• Information given:
________________

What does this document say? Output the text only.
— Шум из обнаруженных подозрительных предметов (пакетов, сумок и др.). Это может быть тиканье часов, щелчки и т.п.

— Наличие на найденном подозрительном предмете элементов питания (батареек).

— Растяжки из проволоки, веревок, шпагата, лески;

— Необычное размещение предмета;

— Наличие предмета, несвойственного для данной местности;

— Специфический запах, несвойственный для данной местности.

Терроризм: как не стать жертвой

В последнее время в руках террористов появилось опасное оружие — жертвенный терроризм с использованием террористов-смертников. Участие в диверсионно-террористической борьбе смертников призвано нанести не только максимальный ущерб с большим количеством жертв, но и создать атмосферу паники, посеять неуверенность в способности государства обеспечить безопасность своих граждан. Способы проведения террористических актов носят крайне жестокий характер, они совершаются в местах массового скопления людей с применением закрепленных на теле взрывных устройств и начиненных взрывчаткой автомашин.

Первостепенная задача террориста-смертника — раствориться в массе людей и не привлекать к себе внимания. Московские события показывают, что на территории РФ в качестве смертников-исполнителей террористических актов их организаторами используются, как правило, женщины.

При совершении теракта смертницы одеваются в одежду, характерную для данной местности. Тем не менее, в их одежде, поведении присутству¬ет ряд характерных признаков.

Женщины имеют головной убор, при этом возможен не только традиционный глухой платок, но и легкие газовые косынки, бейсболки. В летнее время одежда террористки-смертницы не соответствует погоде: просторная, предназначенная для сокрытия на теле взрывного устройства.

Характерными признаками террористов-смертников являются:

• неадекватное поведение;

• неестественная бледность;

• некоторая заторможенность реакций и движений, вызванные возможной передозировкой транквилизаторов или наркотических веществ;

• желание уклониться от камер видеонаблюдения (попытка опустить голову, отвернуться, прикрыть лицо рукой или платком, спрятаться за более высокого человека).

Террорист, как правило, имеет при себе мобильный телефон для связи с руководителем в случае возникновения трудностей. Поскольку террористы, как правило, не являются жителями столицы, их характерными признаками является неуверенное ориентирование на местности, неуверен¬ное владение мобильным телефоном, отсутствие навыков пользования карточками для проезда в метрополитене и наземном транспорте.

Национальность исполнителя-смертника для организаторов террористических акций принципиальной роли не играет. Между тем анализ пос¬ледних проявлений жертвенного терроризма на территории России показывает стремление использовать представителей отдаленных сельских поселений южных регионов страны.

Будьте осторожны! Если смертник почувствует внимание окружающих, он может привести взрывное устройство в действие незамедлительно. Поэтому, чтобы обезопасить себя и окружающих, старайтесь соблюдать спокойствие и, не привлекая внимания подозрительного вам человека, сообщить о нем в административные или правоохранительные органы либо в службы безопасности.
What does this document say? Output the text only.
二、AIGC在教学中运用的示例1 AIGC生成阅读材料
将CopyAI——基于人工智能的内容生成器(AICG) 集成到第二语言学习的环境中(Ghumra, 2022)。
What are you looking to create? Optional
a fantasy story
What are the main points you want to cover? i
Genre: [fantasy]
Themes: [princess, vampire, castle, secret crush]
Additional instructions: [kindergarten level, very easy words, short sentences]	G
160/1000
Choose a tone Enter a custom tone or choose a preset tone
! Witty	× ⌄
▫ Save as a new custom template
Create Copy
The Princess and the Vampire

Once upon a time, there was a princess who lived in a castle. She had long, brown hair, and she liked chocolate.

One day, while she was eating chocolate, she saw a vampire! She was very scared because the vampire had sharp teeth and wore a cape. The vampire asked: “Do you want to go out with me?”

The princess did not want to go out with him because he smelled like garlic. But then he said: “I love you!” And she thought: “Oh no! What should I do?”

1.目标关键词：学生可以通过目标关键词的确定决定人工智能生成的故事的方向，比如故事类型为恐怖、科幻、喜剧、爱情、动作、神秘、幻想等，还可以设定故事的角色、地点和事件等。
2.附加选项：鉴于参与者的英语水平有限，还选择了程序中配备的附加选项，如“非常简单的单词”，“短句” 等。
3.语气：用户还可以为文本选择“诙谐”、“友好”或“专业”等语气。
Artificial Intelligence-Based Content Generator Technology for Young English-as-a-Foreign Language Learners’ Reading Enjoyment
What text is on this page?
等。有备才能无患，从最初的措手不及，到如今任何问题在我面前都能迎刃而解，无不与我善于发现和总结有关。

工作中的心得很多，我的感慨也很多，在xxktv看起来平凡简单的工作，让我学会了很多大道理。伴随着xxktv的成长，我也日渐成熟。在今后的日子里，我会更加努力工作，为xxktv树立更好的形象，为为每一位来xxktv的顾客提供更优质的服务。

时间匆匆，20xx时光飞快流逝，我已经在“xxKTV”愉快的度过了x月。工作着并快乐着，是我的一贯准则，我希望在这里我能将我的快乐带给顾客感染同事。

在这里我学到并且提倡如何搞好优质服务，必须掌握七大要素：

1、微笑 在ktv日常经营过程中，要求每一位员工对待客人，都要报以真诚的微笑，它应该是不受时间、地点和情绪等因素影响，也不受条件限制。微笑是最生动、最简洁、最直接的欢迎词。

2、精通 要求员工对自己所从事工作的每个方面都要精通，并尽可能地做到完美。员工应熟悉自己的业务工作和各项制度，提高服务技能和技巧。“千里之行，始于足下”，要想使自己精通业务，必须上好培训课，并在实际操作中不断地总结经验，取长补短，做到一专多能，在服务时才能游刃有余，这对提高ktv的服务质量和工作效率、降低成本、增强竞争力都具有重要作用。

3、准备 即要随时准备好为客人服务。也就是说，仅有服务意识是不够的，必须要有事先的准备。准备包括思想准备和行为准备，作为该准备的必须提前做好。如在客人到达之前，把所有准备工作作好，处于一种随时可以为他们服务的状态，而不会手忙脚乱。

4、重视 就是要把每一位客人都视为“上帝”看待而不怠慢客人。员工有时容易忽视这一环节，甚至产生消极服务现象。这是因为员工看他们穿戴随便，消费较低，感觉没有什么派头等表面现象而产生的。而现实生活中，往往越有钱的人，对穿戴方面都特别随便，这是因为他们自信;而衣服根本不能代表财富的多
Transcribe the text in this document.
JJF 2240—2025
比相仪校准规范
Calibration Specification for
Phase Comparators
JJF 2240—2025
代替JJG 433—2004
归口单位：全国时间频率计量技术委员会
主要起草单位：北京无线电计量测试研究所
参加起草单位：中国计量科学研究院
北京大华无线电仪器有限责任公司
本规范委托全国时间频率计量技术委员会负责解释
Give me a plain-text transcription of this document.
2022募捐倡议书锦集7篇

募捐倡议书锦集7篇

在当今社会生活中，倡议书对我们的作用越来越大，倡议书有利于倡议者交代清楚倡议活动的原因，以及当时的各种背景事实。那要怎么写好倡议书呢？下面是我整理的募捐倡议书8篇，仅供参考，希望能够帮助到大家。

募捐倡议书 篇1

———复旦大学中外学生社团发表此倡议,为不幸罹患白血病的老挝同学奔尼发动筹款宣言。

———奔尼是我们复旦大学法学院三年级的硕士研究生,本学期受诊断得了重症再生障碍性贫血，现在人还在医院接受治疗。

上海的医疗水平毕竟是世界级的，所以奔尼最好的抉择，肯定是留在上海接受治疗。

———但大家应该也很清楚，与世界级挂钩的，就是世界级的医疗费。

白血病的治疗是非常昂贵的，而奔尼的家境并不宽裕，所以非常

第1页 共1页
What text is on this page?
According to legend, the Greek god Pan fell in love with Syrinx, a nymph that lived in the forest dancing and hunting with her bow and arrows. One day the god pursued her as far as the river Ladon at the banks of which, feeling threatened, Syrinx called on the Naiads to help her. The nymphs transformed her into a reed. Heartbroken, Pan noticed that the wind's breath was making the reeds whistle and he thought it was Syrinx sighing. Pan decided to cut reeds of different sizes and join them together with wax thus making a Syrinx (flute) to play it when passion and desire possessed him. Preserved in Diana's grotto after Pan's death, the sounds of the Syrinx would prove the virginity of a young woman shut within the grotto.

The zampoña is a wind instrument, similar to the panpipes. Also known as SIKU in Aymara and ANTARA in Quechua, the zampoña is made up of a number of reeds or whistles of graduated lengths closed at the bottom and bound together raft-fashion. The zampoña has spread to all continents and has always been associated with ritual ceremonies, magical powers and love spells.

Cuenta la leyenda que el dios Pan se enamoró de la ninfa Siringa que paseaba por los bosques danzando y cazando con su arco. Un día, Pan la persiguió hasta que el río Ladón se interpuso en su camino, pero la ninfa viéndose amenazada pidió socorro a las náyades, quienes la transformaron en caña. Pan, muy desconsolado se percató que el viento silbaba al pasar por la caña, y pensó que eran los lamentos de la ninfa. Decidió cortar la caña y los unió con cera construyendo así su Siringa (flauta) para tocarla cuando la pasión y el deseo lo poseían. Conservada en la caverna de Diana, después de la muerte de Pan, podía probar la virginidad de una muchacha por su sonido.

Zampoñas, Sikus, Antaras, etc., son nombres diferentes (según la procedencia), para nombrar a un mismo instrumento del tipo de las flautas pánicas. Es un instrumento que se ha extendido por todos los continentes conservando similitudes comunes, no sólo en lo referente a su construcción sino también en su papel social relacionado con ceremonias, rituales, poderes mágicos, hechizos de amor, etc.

________________

• Written task: In the material above, find each line that contains the word "together", and select it.

• Task output:
According to legend, the Greek god Pan fell in love with Syrinx, a nymph that lived in the forest dancing and hunting with her bow and arrows. One day the god pursued her as far as the river Ladon at the banks of which, feeling threatened, Syrinx called on the Naiads to help her. The nymphs transformed her into a reed. Heartbroken, Pan noticed that the wind's breath was making the reeds whistle and he thought it was Syrinx sighing. Pan decided to cut reeds of different sizes and join them together with wax thus making a Syrinx (flute) to play it when passion and desire possessed him. Preserved in Diana's grotto after Pan's death, the sounds of the Syrinx would prove the virginity of a young woman shut within the grotto.
The zampoña is a wind instrument, similar to the panpipes. Also known as SIKU in Aymara and ANTARA in Quechua, the zampoña is made up of a number of reeds or whistles of graduated lengths closed at the bottom and bound together raft-fashion. The zampoña has spread to all continents and has always been associated with ritual ceremonies, magical powers and love spells.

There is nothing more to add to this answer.